◆ What you need to do
Search the material for "oxidation" and show all lines that contain it.

◆ Given data
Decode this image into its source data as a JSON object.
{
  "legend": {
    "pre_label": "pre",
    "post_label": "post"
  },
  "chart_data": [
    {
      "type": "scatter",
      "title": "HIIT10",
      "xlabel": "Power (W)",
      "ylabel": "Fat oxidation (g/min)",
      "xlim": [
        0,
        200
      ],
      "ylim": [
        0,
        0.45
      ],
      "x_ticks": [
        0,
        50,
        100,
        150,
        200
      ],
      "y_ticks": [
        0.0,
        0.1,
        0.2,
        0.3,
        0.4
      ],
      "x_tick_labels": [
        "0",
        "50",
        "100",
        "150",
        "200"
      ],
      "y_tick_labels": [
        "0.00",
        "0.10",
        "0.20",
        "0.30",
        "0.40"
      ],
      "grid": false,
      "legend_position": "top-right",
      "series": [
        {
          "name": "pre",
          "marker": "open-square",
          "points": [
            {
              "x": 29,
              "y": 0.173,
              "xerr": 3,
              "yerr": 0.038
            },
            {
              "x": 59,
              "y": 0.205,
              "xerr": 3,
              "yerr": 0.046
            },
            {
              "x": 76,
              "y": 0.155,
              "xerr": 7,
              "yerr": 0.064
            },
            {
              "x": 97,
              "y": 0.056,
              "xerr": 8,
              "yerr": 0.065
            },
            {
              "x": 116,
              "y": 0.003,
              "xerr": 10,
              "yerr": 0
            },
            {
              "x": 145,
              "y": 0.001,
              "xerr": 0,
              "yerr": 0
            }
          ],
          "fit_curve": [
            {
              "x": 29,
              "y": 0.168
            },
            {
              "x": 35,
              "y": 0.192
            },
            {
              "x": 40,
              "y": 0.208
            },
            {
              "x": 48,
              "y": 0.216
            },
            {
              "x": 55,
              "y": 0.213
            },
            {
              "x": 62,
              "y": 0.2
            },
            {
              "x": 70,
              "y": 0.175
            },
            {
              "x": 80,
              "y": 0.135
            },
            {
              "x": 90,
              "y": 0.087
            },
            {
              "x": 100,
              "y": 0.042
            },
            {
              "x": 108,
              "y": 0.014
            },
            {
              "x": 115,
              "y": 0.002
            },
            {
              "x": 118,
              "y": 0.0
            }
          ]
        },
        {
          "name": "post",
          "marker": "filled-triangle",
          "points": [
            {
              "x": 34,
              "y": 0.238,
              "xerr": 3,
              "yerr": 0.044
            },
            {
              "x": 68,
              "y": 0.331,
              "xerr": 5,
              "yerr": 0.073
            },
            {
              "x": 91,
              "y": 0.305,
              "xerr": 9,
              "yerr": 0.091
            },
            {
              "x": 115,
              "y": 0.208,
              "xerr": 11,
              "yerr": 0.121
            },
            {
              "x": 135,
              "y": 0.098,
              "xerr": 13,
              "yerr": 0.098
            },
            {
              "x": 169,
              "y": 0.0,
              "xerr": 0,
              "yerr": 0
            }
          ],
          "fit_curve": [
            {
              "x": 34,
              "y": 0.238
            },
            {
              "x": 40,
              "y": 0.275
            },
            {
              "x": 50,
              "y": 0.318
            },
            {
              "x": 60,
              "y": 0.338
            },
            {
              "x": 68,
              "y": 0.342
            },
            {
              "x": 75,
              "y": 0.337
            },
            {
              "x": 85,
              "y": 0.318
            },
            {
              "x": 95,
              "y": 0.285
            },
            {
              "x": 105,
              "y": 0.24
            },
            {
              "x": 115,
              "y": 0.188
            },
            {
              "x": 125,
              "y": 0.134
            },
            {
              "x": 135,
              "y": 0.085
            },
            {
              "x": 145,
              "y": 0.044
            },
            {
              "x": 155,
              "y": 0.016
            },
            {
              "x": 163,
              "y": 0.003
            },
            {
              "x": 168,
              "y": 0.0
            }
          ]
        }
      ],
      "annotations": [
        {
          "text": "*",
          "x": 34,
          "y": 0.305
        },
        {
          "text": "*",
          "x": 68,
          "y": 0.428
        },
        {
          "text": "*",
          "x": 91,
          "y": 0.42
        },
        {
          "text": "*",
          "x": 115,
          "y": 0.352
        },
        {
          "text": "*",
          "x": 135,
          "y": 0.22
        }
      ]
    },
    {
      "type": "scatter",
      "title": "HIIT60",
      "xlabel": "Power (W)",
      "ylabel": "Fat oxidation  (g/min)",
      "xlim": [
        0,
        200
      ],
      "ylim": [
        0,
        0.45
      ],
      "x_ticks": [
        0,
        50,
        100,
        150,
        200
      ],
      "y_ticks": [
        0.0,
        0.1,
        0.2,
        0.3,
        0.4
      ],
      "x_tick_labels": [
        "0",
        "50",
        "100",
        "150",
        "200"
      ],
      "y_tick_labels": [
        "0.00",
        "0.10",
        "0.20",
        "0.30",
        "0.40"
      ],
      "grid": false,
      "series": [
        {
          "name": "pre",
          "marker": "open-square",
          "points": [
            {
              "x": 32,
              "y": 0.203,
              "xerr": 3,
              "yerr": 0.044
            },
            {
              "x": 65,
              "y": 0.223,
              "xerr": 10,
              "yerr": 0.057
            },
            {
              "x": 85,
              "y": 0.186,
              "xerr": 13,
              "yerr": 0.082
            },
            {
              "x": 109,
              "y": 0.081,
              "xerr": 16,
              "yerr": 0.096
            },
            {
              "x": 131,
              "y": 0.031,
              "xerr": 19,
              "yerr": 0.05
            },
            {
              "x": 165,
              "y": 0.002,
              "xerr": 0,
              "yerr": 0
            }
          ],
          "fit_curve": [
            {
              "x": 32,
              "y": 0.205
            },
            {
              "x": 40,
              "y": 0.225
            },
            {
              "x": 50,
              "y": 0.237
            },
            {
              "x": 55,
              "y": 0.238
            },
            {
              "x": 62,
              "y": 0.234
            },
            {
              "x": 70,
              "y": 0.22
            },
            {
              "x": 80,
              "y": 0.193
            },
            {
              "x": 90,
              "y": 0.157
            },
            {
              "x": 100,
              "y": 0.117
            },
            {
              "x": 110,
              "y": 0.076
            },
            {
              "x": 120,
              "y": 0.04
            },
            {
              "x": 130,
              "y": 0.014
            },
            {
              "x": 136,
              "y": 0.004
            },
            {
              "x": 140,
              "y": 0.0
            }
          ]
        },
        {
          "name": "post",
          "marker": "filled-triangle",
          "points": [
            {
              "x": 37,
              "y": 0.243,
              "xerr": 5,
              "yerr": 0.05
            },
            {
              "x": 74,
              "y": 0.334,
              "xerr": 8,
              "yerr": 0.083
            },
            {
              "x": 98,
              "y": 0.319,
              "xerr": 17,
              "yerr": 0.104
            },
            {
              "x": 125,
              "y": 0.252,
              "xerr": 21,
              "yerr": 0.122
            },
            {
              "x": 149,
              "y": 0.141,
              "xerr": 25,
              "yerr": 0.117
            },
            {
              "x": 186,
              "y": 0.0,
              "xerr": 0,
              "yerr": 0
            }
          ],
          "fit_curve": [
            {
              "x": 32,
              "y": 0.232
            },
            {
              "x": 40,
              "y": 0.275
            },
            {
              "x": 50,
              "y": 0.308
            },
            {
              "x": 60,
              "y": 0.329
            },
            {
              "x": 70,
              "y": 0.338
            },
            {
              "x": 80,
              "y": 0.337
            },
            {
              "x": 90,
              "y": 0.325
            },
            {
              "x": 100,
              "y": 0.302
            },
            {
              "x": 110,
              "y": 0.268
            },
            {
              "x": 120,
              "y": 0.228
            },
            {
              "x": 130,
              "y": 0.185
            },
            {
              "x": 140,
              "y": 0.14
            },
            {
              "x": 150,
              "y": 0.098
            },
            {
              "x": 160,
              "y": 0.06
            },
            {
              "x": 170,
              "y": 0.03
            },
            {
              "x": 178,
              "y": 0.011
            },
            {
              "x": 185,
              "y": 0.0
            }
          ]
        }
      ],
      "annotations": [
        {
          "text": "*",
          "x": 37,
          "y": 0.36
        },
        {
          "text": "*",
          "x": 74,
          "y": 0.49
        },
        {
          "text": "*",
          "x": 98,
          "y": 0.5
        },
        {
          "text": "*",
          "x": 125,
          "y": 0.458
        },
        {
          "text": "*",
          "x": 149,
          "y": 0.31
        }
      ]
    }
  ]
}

◆ Output for this exercise
      "ylabel": "Fat oxidation (g/min)",
      "ylabel": "Fat oxidation  (g/min)",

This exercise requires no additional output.